__TASK GOAL__
Look through the lines below and extract each one that contains "eſſe".

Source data

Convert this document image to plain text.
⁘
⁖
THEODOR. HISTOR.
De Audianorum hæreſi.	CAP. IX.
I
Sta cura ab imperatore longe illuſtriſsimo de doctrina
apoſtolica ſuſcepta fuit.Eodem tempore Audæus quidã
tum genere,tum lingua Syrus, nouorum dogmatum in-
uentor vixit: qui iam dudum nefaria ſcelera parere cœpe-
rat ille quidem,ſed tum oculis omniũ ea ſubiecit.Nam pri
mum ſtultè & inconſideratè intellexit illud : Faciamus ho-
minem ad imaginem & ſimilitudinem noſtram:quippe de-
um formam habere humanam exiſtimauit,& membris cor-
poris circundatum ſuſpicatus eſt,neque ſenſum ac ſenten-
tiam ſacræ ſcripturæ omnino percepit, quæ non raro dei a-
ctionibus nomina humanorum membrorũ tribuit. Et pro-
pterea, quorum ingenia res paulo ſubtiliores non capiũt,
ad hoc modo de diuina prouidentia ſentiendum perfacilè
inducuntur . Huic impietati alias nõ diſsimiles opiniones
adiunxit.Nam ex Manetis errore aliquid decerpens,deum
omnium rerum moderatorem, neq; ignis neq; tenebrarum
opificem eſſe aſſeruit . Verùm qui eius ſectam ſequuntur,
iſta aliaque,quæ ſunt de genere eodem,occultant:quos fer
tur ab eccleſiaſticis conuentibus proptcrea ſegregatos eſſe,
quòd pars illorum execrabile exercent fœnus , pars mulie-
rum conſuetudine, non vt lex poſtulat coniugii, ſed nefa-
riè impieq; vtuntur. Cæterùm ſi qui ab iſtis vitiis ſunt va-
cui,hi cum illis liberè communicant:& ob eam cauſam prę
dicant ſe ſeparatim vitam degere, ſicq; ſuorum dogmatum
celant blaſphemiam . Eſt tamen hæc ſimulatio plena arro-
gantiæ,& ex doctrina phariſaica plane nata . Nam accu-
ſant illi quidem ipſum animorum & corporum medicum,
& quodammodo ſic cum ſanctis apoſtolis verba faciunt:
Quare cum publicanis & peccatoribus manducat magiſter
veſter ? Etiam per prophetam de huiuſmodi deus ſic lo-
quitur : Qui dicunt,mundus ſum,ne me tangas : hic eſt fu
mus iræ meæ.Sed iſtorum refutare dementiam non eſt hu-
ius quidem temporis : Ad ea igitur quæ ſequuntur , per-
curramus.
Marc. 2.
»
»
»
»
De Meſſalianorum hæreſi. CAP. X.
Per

__SOLUTION__
opificem eſſe aſſeruit . Verùm qui eius ſectam ſequuntur,
tur ab eccleſiaſticis conuentibus proptcrea ſegregatos eſſe,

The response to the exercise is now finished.